■ **SET TASK**
Transcribe every record that appears below, exactly and in full.
** start **
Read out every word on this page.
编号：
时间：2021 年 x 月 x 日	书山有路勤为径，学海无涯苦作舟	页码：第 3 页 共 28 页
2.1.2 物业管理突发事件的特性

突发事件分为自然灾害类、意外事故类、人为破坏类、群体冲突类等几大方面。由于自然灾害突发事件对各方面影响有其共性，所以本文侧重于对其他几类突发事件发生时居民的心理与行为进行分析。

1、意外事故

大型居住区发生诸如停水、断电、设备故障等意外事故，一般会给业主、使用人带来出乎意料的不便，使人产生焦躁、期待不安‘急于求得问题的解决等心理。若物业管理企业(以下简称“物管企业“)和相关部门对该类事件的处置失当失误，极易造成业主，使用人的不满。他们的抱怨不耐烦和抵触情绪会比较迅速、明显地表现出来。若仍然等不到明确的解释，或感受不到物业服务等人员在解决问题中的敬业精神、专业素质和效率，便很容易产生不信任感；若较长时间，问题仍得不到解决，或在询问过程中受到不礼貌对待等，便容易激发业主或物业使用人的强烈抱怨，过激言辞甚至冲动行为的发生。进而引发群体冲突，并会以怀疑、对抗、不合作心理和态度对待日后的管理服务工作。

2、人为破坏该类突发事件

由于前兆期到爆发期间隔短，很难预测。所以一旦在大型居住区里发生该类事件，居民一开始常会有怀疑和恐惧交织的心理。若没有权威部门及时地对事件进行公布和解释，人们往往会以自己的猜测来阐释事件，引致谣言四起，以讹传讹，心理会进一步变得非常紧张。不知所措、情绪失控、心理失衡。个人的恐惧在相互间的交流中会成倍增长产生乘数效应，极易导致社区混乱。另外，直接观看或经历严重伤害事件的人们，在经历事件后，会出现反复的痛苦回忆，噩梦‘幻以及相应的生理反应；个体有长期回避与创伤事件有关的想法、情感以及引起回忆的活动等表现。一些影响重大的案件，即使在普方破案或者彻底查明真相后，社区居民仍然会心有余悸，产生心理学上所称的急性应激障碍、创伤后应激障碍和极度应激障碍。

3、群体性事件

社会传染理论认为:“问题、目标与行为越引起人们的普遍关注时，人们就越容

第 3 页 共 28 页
** end **
■ **ANSWER IN FULL**
Read out every word on this page.
编号：
时间：2021 年 x 月 x 日	书山有路勤为径，学海无涯苦作舟	页码：第 3 页 共 28 页
2.1.2 物业管理突发事件的特性

突发事件分为自然灾害类、意外事故类、人为破坏类、群体冲突类等几大方面。由于自然灾害突发事件对各方面影响有其共性，所以本文侧重于对其他几类突发事件发生时居民的心理与行为进行分析。

1、意外事故

大型居住区发生诸如停水、断电、设备故障等意外事故，一般会给业主、使用人带来出乎意料的不便，使人产生焦躁、期待不安‘急于求得问题的解决等心理。若物业管理企业(以下简称“物管企业“)和相关部门对该类事件的处置失当失误，极易造成业主，使用人的不满。他们的抱怨不耐烦和抵触情绪会比较迅速、明显地表现出来。若仍然等不到明确的解释，或感受不到物业服务等人员在解决问题中的敬业精神、专业素质和效率，便很容易产生不信任感；若较长时间，问题仍得不到解决，或在询问过程中受到不礼貌对待等，便容易激发业主或物业使用人的强烈抱怨，过激言辞甚至冲动行为的发生。进而引发群体冲突，并会以怀疑、对抗、不合作心理和态度对待日后的管理服务工作。

2、人为破坏该类突发事件

由于前兆期到爆发期间隔短，很难预测。所以一旦在大型居住区里发生该类事件，居民一开始常会有怀疑和恐惧交织的心理。若没有权威部门及时地对事件进行公布和解释，人们往往会以自己的猜测来阐释事件，引致谣言四起，以讹传讹，心理会进一步变得非常紧张。不知所措、情绪失控、心理失衡。个人的恐惧在相互间的交流中会成倍增长产生乘数效应，极易导致社区混乱。另外，直接观看或经历严重伤害事件的人们，在经历事件后，会出现反复的痛苦回忆，噩梦‘幻以及相应的生理反应；个体有长期回避与创伤事件有关的想法、情感以及引起回忆的活动等表现。一些影响重大的案件，即使在普方破案或者彻底查明真相后，社区居民仍然会心有余悸，产生心理学上所称的急性应激障碍、创伤后应激障碍和极度应激障碍。

3、群体性事件

社会传染理论认为:“问题、目标与行为越引起人们的普遍关注时，人们就越容

第 3 页 共 28 页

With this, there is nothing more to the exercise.